> **STATED EXERCISE**
Copy all of the material below exactly.

──────── RECORDS

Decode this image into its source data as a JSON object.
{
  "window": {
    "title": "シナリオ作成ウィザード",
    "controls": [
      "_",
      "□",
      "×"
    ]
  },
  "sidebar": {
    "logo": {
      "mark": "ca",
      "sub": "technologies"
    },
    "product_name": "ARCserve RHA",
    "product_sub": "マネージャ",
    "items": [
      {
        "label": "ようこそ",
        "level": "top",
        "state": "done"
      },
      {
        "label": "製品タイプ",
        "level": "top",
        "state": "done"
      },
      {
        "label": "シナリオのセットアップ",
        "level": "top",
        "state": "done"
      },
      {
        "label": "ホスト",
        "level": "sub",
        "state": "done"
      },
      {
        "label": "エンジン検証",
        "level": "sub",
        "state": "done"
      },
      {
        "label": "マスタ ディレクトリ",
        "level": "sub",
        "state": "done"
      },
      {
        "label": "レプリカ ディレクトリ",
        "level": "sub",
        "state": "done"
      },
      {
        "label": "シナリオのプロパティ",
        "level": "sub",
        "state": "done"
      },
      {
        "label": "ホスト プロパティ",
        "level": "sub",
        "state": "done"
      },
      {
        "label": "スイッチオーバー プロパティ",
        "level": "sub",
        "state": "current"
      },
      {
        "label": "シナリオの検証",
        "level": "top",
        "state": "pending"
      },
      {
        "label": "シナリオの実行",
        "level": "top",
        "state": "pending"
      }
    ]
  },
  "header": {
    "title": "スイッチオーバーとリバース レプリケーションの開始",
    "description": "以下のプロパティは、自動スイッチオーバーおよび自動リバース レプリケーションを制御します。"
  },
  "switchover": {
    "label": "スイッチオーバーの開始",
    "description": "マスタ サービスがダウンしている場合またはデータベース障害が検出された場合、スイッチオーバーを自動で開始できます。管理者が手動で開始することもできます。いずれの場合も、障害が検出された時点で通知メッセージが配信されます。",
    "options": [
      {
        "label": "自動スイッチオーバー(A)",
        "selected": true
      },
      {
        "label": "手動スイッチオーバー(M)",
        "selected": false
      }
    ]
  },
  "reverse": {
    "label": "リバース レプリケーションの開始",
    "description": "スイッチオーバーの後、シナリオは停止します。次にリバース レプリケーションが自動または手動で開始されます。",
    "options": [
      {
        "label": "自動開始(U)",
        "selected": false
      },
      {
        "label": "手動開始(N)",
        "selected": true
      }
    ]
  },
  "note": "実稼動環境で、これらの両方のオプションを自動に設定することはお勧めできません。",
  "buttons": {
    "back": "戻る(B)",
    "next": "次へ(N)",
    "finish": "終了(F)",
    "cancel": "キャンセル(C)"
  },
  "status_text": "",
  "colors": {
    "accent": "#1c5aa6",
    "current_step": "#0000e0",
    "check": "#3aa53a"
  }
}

────────────────

> **EXERCISE RESULT**
Decode this image into its source data as a JSON object.
{
  "window": {
    "title": "シナリオ作成ウィザード",
    "controls": [
      "_",
      "□",
      "×"
    ]
  },
  "sidebar": {
    "logo": {
      "mark": "ca",
      "sub": "technologies"
    },
    "product_name": "ARCserve RHA",
    "product_sub": "マネージャ",
    "items": [
      {
        "label": "ようこそ",
        "level": "top",
        "state": "done"
      },
      {
        "label": "製品タイプ",
        "level": "top",
        "state": "done"
      },
      {
        "label": "シナリオのセットアップ",
        "level": "top",
        "state": "done"
      },
      {
        "label": "ホスト",
        "level": "sub",
        "state": "done"
      },
      {
        "label": "エンジン検証",
        "level": "sub",
        "state": "done"
      },
      {
        "label": "マスタ ディレクトリ",
        "level": "sub",
        "state": "done"
      },
      {
        "label": "レプリカ ディレクトリ",
        "level": "sub",
        "state": "done"
      },
      {
        "label": "シナリオのプロパティ",
        "level": "sub",
        "state": "done"
      },
      {
        "label": "ホスト プロパティ",
        "level": "sub",
        "state": "done"
      },
      {
        "label": "スイッチオーバー プロパティ",
        "level": "sub",
        "state": "current"
      },
      {
        "label": "シナリオの検証",
        "level": "top",
        "state": "pending"
      },
      {
        "label": "シナリオの実行",
        "level": "top",
        "state": "pending"
      }
    ]
  },
  "header": {
    "title": "スイッチオーバーとリバース レプリケーションの開始",
    "description": "以下のプロパティは、自動スイッチオーバーおよび自動リバース レプリケーションを制御します。"
  },
  "switchover": {
    "label": "スイッチオーバーの開始",
    "description": "マスタ サービスがダウンしている場合またはデータベース障害が検出された場合、スイッチオーバーを自動で開始できます。管理者が手動で開始することもできます。いずれの場合も、障害が検出された時点で通知メッセージが配信されます。",
    "options": [
      {
        "label": "自動スイッチオーバー(A)",
        "selected": true
      },
      {
        "label": "手動スイッチオーバー(M)",
        "selected": false
      }
    ]
  },
  "reverse": {
    "label": "リバース レプリケーションの開始",
    "description": "スイッチオーバーの後、シナリオは停止します。次にリバース レプリケーションが自動または手動で開始されます。",
    "options": [
      {
        "label": "自動開始(U)",
        "selected": false
      },
      {
        "label": "手動開始(N)",
        "selected": true
      }
    ]
  },
  "note": "実稼動環境で、これらの両方のオプションを自動に設定することはお勧めできません。",
  "buttons": {
    "back": "戻る(B)",
    "next": "次へ(N)",
    "finish": "終了(F)",
    "cancel": "キャンセル(C)"
  },
  "status_text": "",
  "colors": {
    "accent": "#1c5aa6",
    "current_step": "#0000e0",
    "check": "#3aa53a"
  }
}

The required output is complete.